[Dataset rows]
************

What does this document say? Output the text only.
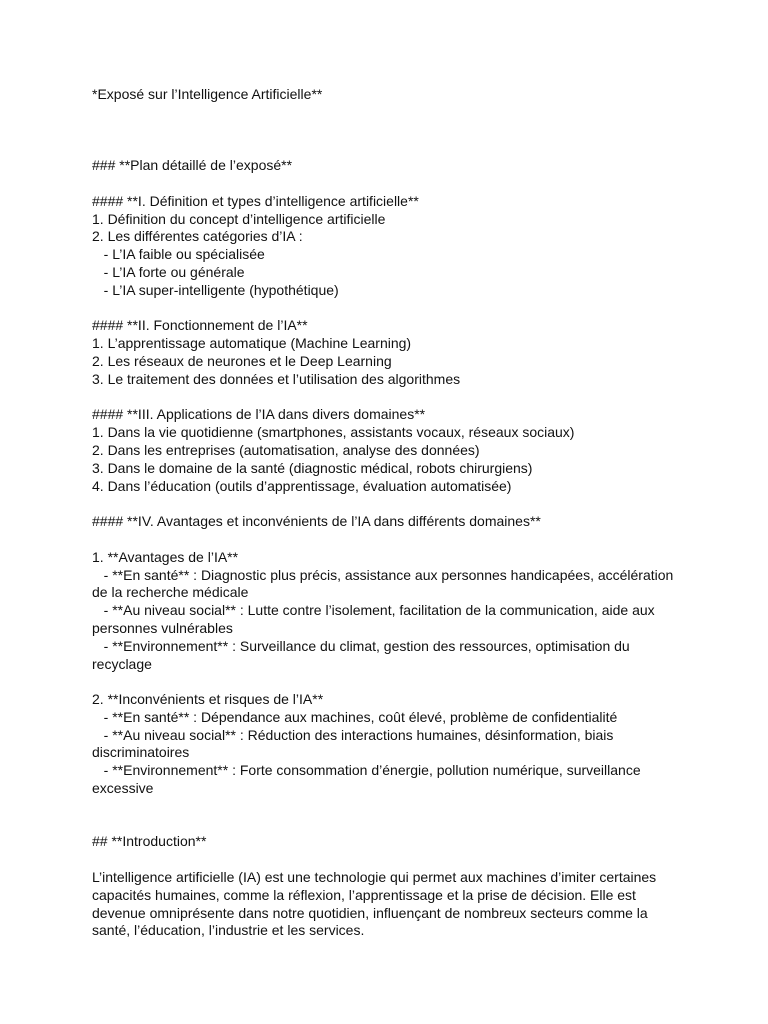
*Exposé sur l’Intelligence Artificielle**
### **Plan détaillé de l’exposé**
#### **I. Définition et types d’intelligence artificielle**
1. Définition du concept d’intelligence artificielle
2. Les différentes catégories d’IA :
- L’IA faible ou spécialisée
- L’IA forte ou générale
- L’IA super-intelligente (hypothétique)
#### **II. Fonctionnement de l’IA**
1. L’apprentissage automatique (Machine Learning)
2. Les réseaux de neurones et le Deep Learning
3. Le traitement des données et l’utilisation des algorithmes
#### **III. Applications de l’IA dans divers domaines**
1. Dans la vie quotidienne (smartphones, assistants vocaux, réseaux sociaux)
2. Dans les entreprises (automatisation, analyse des données)
3. Dans le domaine de la santé (diagnostic médical, robots chirurgiens)
4. Dans l’éducation (outils d’apprentissage, évaluation automatisée)
#### **IV. Avantages et inconvénients de l’IA dans différents domaines**
1. **Avantages de l’IA**
- **En santé** : Diagnostic plus précis, assistance aux personnes handicapées, accélération de la recherche médicale
- **Au niveau social** : Lutte contre l’isolement, facilitation de la communication, aide aux personnes vulnérables
- **Environnement** : Surveillance du climat, gestion des ressources, optimisation du recyclage
2. **Inconvénients et risques de l’IA**
- **En santé** : Dépendance aux machines, coût élevé, problème de confidentialité
- **Au niveau social** : Réduction des interactions humaines, désinformation, biais discriminatoires
- **Environnement** : Forte consommation d’énergie, pollution numérique, surveillance excessive
## **Introduction**
L’intelligence artificielle (IA) est une technologie qui permet aux machines d’imiter certaines capacités humaines, comme la réflexion, l’apprentissage et la prise de décision. Elle est devenue omniprésente dans notre quotidien, influençant de nombreux secteurs comme la santé, l’éducation, l’industrie et les services.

************

**Exercise**
Each line with the string "réseaux" in it needs to be found and copied.

**Answer to this task**
2. Les réseaux de neurones et le Deep Learning
1. Dans la vie quotidienne (smartphones, assistants vocaux, réseaux sociaux)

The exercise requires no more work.